• _Selected text_:
:::::

Friday, 24 February 2017

Types of historical fiction


I'm at the Historical Fictions Research Network conference this weekend, presenting with Tony Keen on our ongoing project looking at screen representations of Roman Britain. While sitting here listening to very interesting papers and wishing I wasn't going to miss the panel on counter-factual history, I got to thinking about the distinct types of historical fiction and how they relate to each other.

Defining what historical fiction is probably seems like a pretty simple job - it's fiction set in the past. But several of the works being discussed at the conference aren't technically historical fiction, but science fiction. Alternative history stories draw on history but are set in alternative worlds where things turned out differently, like The Man in the High Castle, set in a north America where Germany and Japan won World War Two. Another SFF form of historical fiction becoming popular is retellings of real events with fantasy elements added, like Susanna Clarke's Jonathan Strange and Mr Norrell.

I wonder if there's another category that should be included under 'historical fiction' as well. In our project on representations of Roman Britain we'll be thinking, however briefly, about the Wall in Game of Thrones. I'm also looking at a new project on Classical reception in the works of Terry Pratchett, and have been discussing whether the Discworld novels set for a substantial section in a fantasy version of an ancient world (primarily Pyramids, and to a lesser extent, Small Gods, parts of Eric, and The Last Hero) belong in a different category to the Classical references found more generally in Pratchett's work. George RR Martin's A Song of Ice and Fire (the book series behind Game of Thrones) presents a pseudo-medieval world rooted in real medieval practices and including events, most notoriously the Red Wedding, based on real medieval incidents. These are works set in a secondary fantasy world, but clearly drawing on specific periods of real history. (We could even throw in pseudo-medieval retellings of the stories of King Arthur based on medieval literature rather than Anglo-Saxon history, though that's something else again). Aren't these also forms of historical fiction?

This ties in to our understanding of ancient literature as well. I have often pointed out to students that the Homeric poems are works of historical literature, though they are clearly also what would in modern terms be fantasy (I am sure the Greeks did not regularly encounter talking horses or battle rivers). For the most part, these of the type that puts fantasy elements into historical events, though the ancient definition of 'historical events' (e.g. the Trojan War) is a bit different from the modern one! Secondary world fantasy and portal fantasy are rather rare in Greco-Roman literature, perhaps because real world fiction so often included fantasy elements, though underworld narratives might be considered an exception there. 

The biggest advantage of writing secondary world fantasy inspired by history rather than historical fiction with fantasy in it, of course, is that the author is released from any need for historical accuracy. All historical fiction takes liberties with history, but in this century, there is an expectation that it will be reasonably, largely, accurate to the current interpretation of what happened (this was not the case when either the ancients or Shakespeare were writing, of course!). I think Martin has actually discussed this though I can't remember where - but writing fantasy inspired by history gives the author so much more freedom to ignore potential objections from modern readers who are inclined to complain about inaccuracies in historical fiction. It also, of course, introduces doubt as to the outcome and allows the author to surprise the reader with events like the aforementioned Red Wedding.

:::::

• _Material provided_:
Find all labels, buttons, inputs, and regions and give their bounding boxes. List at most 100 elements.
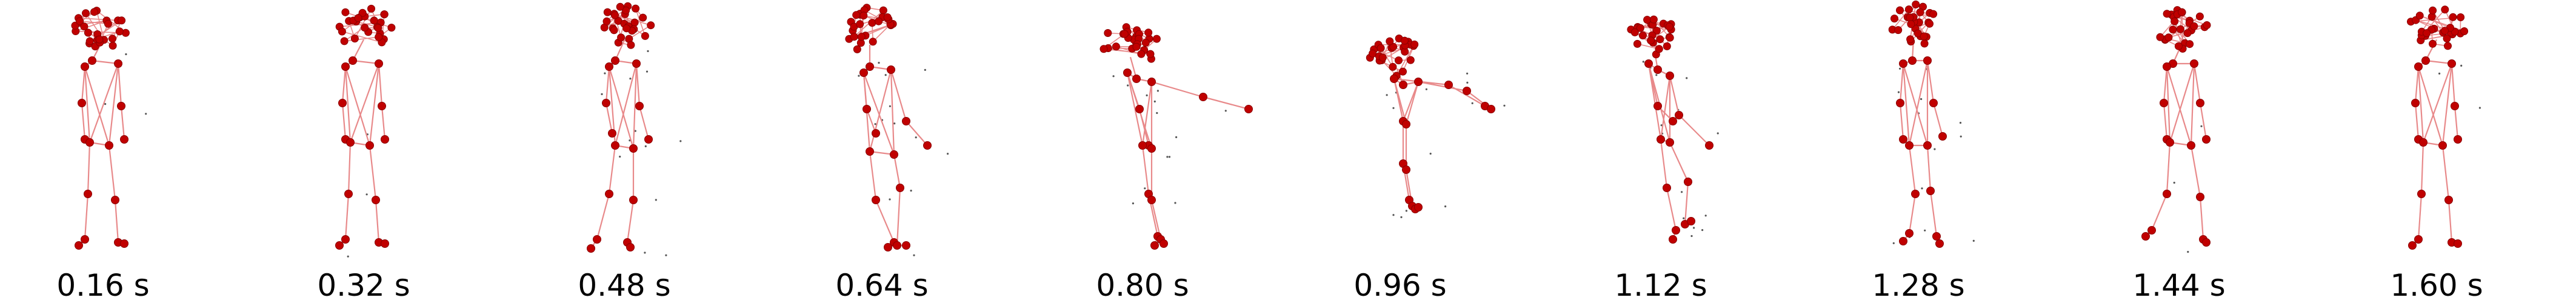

:::::

• _Objective_:
Print the passage of the historical fiction post between "Friday, 24 February" and "to each other.", inclusive.

• _Complete answer_:
Friday, 24 February 2017

Types of historical fiction


I'm at the Historical Fictions Research Network conference this weekend, presenting with Tony Keen on our ongoing project looking at screen representations of Roman Britain. While sitting here listening to very interesting papers and wishing I wasn't going to miss the panel on counter-factual history, I got to thinking about the distinct types of historical fiction and how they relate to each other.